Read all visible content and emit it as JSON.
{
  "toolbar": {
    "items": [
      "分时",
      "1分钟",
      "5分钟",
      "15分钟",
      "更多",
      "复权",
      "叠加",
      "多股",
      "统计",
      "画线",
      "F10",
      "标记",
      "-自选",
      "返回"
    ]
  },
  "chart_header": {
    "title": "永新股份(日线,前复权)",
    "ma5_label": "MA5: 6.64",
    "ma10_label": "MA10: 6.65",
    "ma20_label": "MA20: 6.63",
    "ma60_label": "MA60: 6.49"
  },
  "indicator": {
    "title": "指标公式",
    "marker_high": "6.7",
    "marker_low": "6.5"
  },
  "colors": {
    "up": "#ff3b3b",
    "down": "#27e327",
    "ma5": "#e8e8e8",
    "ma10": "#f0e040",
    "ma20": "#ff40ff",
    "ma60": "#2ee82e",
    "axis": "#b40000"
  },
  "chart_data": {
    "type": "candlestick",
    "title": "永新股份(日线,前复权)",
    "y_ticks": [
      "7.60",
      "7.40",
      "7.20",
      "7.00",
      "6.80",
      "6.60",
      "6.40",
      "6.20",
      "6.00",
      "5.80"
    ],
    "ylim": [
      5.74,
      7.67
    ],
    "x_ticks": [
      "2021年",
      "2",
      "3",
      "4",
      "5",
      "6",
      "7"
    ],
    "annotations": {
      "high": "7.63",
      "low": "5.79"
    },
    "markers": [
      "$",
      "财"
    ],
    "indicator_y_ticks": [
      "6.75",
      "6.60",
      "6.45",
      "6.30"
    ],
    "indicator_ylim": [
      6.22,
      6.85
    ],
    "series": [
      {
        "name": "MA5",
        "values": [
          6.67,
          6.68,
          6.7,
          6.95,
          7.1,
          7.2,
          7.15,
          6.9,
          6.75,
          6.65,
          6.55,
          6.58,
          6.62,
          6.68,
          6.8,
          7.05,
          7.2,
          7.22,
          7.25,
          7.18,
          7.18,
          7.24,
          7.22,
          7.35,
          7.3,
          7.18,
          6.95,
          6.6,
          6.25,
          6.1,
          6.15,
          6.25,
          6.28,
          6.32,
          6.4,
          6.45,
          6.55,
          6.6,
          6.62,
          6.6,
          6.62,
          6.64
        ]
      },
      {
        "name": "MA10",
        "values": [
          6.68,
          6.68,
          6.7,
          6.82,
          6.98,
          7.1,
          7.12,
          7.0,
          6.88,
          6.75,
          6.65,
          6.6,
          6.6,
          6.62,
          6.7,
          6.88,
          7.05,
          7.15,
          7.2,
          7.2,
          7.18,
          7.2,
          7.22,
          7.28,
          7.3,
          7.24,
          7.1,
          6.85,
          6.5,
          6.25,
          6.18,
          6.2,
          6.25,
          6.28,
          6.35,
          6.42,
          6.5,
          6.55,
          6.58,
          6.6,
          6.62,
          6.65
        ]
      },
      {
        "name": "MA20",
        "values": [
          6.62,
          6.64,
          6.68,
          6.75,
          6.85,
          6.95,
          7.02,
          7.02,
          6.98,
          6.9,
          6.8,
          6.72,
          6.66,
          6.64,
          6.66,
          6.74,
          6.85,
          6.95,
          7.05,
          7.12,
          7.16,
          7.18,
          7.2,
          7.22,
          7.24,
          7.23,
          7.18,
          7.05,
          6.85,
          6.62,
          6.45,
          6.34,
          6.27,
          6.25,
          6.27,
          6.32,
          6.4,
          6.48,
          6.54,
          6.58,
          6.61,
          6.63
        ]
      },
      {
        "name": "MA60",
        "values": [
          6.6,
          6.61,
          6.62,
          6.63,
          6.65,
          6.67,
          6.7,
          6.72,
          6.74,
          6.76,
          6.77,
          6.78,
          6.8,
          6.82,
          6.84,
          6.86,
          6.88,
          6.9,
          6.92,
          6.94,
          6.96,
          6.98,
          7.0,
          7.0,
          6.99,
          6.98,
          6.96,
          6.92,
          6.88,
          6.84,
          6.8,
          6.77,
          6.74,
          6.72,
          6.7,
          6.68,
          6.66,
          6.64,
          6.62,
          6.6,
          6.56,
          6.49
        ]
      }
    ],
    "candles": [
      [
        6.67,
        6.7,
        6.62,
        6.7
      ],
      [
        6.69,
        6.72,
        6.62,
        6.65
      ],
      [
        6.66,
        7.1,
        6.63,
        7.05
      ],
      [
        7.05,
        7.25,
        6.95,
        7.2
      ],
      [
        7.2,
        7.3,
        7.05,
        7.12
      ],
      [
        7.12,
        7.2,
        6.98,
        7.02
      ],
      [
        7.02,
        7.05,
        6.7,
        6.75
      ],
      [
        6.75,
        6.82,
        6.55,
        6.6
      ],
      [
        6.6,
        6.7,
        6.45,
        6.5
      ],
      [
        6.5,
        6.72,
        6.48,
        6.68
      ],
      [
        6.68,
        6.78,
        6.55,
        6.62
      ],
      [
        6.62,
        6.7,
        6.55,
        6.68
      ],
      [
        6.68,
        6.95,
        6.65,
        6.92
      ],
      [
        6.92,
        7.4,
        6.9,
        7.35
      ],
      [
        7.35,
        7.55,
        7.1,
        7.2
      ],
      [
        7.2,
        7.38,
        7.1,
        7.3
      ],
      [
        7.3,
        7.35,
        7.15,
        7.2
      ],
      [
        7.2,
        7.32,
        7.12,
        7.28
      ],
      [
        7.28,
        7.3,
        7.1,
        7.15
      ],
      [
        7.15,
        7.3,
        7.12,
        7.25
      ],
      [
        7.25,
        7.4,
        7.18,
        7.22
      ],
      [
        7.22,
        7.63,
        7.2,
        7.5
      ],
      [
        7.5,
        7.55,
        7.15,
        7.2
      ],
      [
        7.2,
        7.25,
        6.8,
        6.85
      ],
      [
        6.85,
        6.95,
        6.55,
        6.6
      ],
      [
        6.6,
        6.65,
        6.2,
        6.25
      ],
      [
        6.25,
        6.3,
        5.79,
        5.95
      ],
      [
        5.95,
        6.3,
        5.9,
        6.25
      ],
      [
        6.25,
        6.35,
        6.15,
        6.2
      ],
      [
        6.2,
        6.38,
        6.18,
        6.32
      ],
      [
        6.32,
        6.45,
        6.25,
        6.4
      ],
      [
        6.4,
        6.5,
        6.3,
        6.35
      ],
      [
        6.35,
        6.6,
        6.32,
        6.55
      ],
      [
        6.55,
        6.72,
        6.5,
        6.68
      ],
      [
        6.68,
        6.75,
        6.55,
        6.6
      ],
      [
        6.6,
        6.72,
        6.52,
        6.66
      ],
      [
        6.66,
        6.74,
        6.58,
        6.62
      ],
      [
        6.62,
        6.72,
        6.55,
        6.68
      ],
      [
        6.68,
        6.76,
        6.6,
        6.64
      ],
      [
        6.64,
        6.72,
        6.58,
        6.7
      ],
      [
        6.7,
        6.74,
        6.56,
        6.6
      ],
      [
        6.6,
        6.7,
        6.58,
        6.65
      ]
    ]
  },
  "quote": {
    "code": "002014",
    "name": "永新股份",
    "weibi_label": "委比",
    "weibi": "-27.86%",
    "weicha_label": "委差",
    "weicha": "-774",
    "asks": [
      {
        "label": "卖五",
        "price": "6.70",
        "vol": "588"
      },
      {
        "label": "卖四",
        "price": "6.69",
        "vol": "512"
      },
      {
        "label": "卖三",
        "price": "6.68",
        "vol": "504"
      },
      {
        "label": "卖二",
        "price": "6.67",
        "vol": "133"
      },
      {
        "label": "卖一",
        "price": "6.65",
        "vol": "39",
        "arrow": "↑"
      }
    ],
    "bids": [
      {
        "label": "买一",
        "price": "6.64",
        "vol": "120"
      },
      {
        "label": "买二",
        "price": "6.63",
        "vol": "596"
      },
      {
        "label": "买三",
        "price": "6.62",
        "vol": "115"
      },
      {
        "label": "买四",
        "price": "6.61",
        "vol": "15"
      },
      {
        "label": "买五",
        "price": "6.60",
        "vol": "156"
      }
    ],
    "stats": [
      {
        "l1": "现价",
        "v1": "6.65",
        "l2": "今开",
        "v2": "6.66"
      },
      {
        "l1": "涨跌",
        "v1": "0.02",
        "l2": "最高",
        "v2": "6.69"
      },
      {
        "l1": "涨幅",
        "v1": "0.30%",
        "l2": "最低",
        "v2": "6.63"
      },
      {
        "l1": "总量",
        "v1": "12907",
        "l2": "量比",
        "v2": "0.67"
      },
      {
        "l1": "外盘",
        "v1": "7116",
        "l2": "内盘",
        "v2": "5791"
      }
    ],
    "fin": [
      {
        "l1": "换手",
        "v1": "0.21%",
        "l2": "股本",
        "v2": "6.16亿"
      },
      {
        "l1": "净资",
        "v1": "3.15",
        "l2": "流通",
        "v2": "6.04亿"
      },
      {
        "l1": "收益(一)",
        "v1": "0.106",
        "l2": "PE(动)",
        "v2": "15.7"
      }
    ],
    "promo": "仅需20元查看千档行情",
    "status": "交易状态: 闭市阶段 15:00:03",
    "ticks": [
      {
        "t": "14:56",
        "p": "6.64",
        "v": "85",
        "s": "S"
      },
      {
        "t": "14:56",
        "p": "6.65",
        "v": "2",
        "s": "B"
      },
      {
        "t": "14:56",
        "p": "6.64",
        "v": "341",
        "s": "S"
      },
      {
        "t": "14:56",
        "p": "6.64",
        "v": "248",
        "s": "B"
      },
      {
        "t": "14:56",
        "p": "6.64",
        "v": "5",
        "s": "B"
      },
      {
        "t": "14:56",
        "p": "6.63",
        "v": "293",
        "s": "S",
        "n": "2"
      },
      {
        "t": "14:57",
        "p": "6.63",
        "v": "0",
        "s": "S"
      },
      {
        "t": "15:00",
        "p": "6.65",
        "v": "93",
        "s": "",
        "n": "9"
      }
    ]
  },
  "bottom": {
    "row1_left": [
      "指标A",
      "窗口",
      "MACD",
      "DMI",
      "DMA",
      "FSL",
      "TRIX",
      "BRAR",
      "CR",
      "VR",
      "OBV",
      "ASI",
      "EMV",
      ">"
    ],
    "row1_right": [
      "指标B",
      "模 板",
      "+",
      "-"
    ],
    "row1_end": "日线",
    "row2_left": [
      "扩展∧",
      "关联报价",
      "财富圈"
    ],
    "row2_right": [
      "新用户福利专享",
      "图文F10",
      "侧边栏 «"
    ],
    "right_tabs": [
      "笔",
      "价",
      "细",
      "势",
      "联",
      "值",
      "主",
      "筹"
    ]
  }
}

__________

» GOAL
Identify and copy lines that hold the string "name".

» TASK OUTPUT
        "name": "MA5",
        "name": "MA10",
        "name": "MA20",
        "name": "MA60",
    "name": "永新股份",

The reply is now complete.